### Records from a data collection
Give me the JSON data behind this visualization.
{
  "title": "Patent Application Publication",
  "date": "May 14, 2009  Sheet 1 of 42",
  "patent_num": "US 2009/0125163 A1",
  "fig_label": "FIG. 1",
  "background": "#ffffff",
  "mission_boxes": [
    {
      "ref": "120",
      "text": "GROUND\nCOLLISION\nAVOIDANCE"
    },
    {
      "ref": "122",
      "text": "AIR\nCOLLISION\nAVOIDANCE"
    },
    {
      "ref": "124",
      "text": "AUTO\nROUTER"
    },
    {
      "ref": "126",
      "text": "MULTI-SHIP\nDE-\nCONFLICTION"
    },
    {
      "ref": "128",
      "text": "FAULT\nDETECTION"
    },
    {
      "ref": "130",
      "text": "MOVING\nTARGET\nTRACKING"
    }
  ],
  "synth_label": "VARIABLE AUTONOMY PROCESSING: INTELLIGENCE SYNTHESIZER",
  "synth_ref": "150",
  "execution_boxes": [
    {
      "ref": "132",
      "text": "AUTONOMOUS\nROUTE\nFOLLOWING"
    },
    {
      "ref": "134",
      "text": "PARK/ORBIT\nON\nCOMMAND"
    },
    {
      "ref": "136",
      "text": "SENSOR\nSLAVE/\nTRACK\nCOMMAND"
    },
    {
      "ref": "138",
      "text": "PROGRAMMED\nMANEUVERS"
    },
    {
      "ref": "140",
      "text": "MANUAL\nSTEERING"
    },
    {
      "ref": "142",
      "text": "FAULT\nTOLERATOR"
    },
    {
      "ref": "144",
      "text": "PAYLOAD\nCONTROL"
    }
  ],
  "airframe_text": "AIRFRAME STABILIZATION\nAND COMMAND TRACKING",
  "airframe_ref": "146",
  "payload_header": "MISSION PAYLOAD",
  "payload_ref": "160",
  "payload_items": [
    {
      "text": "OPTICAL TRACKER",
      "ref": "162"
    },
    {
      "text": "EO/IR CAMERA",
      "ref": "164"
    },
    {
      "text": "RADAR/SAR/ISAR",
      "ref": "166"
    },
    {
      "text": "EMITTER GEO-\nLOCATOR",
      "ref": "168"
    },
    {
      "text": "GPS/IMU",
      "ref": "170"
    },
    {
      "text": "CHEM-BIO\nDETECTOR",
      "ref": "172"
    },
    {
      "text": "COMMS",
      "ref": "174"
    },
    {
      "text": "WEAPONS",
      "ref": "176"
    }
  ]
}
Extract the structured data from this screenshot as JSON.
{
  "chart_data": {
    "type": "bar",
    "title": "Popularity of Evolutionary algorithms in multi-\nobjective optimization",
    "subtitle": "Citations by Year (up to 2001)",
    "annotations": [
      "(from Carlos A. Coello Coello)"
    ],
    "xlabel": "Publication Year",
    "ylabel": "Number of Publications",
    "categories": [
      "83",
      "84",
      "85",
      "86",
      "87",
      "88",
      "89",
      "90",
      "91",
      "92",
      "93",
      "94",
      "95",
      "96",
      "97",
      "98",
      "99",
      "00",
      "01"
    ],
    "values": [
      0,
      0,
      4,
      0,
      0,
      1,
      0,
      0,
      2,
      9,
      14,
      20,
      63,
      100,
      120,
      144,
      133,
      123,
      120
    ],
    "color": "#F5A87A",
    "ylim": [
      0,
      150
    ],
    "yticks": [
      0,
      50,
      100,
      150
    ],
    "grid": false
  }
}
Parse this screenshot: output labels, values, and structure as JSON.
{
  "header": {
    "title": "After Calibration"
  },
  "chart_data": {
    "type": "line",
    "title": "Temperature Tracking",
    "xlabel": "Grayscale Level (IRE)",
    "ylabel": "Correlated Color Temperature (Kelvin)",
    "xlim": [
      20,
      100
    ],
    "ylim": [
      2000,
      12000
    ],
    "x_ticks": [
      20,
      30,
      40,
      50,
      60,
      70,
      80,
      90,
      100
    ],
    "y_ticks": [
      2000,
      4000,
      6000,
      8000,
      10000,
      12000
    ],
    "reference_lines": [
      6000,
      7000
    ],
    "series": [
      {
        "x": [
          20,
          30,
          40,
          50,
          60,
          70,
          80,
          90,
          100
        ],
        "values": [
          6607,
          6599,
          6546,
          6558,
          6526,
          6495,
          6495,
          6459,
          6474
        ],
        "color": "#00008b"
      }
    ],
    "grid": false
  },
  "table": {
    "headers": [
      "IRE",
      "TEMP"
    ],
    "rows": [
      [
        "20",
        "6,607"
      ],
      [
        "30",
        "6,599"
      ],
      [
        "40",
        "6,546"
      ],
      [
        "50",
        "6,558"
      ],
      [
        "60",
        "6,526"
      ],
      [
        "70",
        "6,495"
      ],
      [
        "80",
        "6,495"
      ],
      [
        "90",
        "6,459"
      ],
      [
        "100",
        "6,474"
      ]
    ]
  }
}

### Objective
Repeat the material word for word, in full.

### Response
Give me the JSON data behind this visualization.
{
  "title": "Patent Application Publication",
  "date": "May 14, 2009  Sheet 1 of 42",
  "patent_num": "US 2009/0125163 A1",
  "fig_label": "FIG. 1",
  "background": "#ffffff",
  "mission_boxes": [
    {
      "ref": "120",
      "text": "GROUND\nCOLLISION\nAVOIDANCE"
    },
    {
      "ref": "122",
      "text": "AIR\nCOLLISION\nAVOIDANCE"
    },
    {
      "ref": "124",
      "text": "AUTO\nROUTER"
    },
    {
      "ref": "126",
      "text": "MULTI-SHIP\nDE-\nCONFLICTION"
    },
    {
      "ref": "128",
      "text": "FAULT\nDETECTION"
    },
    {
      "ref": "130",
      "text": "MOVING\nTARGET\nTRACKING"
    }
  ],
  "synth_label": "VARIABLE AUTONOMY PROCESSING: INTELLIGENCE SYNTHESIZER",
  "synth_ref": "150",
  "execution_boxes": [
    {
      "ref": "132",
      "text": "AUTONOMOUS\nROUTE\nFOLLOWING"
    },
    {
      "ref": "134",
      "text": "PARK/ORBIT\nON\nCOMMAND"
    },
    {
      "ref": "136",
      "text": "SENSOR\nSLAVE/\nTRACK\nCOMMAND"
    },
    {
      "ref": "138",
      "text": "PROGRAMMED\nMANEUVERS"
    },
    {
      "ref": "140",
      "text": "MANUAL\nSTEERING"
    },
    {
      "ref": "142",
      "text": "FAULT\nTOLERATOR"
    },
    {
      "ref": "144",
      "text": "PAYLOAD\nCONTROL"
    }
  ],
  "airframe_text": "AIRFRAME STABILIZATION\nAND COMMAND TRACKING",
  "airframe_ref": "146",
  "payload_header": "MISSION PAYLOAD",
  "payload_ref": "160",
  "payload_items": [
    {
      "text": "OPTICAL TRACKER",
      "ref": "162"
    },
    {
      "text": "EO/IR CAMERA",
      "ref": "164"
    },
    {
      "text": "RADAR/SAR/ISAR",
      "ref": "166"
    },
    {
      "text": "EMITTER GEO-\nLOCATOR",
      "ref": "168"
    },
    {
      "text": "GPS/IMU",
      "ref": "170"
    },
    {
      "text": "CHEM-BIO\nDETECTOR",
      "ref": "172"
    },
    {
      "text": "COMMS",
      "ref": "174"
    },
    {
      "text": "WEAPONS",
      "ref": "176"
    }
  ]
}
Extract the structured data from this screenshot as JSON.
{
  "chart_data": {
    "type": "bar",
    "title": "Popularity of Evolutionary algorithms in multi-\nobjective optimization",
    "subtitle": "Citations by Year (up to 2001)",
    "annotations": [
      "(from Carlos A. Coello Coello)"
    ],
    "xlabel": "Publication Year",
    "ylabel": "Number of Publications",
    "categories": [
      "83",
      "84",
      "85",
      "86",
      "87",
      "88",
      "89",
      "90",
      "91",
      "92",
      "93",
      "94",
      "95",
      "96",
      "97",
      "98",
      "99",
      "00",
      "01"
    ],
    "values": [
      0,
      0,
      4,
      0,
      0,
      1,
      0,
      0,
      2,
      9,
      14,
      20,
      63,
      100,
      120,
      144,
      133,
      123,
      120
    ],
    "color": "#F5A87A",
    "ylim": [
      0,
      150
    ],
    "yticks": [
      0,
      50,
      100,
      150
    ],
    "grid": false
  }
}
Parse this screenshot: output labels, values, and structure as JSON.
{
  "header": {
    "title": "After Calibration"
  },
  "chart_data": {
    "type": "line",
    "title": "Temperature Tracking",
    "xlabel": "Grayscale Level (IRE)",
    "ylabel": "Correlated Color Temperature (Kelvin)",
    "xlim": [
      20,
      100
    ],
    "ylim": [
      2000,
      12000
    ],
    "x_ticks": [
      20,
      30,
      40,
      50,
      60,
      70,
      80,
      90,
      100
    ],
    "y_ticks": [
      2000,
      4000,
      6000,
      8000,
      10000,
      12000
    ],
    "reference_lines": [
      6000,
      7000
    ],
    "series": [
      {
        "x": [
          20,
          30,
          40,
          50,
          60,
          70,
          80,
          90,
          100
        ],
        "values": [
          6607,
          6599,
          6546,
          6558,
          6526,
          6495,
          6495,
          6459,
          6474
        ],
        "color": "#00008b"
      }
    ],
    "grid": false
  },
  "table": {
    "headers": [
      "IRE",
      "TEMP"
    ],
    "rows": [
      [
        "20",
        "6,607"
      ],
      [
        "30",
        "6,599"
      ],
      [
        "40",
        "6,546"
      ],
      [
        "50",
        "6,558"
      ],
      [
        "60",
        "6,526"
      ],
      [
        "70",
        "6,495"
      ],
      [
        "80",
        "6,495"
      ],
      [
        "90",
        "6,459"
      ],
      [
        "100",
        "6,474"
      ]
    ]
  }
}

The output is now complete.